■ Exercise
Reproduce all of the data below without alteration; exclude every picture.

━━━

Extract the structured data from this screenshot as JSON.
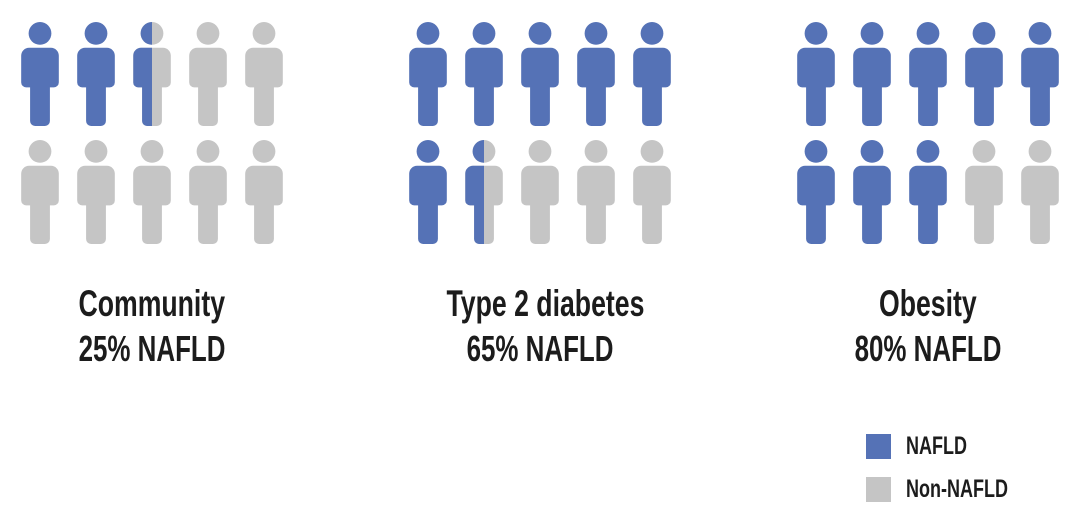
{
  "colors": {
    "nafld": "#5572b6",
    "non_nafld": "#c5c5c5",
    "text": "#1c1c1c"
  },
  "chart_data": {
    "type": "pictogram",
    "icon": "person",
    "icon_value_pct": 10,
    "icons_per_group": 10,
    "icons_per_row": 5,
    "rows_per_group": 2,
    "groups": [
      {
        "label": "Community",
        "value_label": "25% NAFLD",
        "nafld_pct": 25,
        "icons_full": 2,
        "icons_half": 1,
        "icons_empty": 7
      },
      {
        "label": "Type 2 diabetes",
        "value_label": "65% NAFLD",
        "nafld_pct": 65,
        "icons_full": 6,
        "icons_half": 1,
        "icons_empty": 3
      },
      {
        "label": "Obesity",
        "value_label": "80% NAFLD",
        "nafld_pct": 80,
        "icons_full": 8,
        "icons_half": 0,
        "icons_empty": 2
      }
    ],
    "legend": [
      {
        "label": "NAFLD",
        "color_key": "nafld"
      },
      {
        "label": "Non-NAFLD",
        "color_key": "non_nafld"
      }
    ]
  }
}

━━━

■ Solution to the problem
Extract the structured data from this screenshot as JSON.
{
  "colors": {
    "nafld": "#5572b6",
    "non_nafld": "#c5c5c5",
    "text": "#1c1c1c"
  },
  "chart_data": {
    "type": "pictogram",
    "icon": "person",
    "icon_value_pct": 10,
    "icons_per_group": 10,
    "icons_per_row": 5,
    "rows_per_group": 2,
    "groups": [
      {
        "label": "Community",
        "value_label": "25% NAFLD",
        "nafld_pct": 25,
        "icons_full": 2,
        "icons_half": 1,
        "icons_empty": 7
      },
      {
        "label": "Type 2 diabetes",
        "value_label": "65% NAFLD",
        "nafld_pct": 65,
        "icons_full": 6,
        "icons_half": 1,
        "icons_empty": 3
      },
      {
        "label": "Obesity",
        "value_label": "80% NAFLD",
        "nafld_pct": 80,
        "icons_full": 8,
        "icons_half": 0,
        "icons_empty": 2
      }
    ],
    "legend": [
      {
        "label": "NAFLD",
        "color_key": "nafld"
      },
      {
        "label": "Non-NAFLD",
        "color_key": "non_nafld"
      }
    ]
  }
}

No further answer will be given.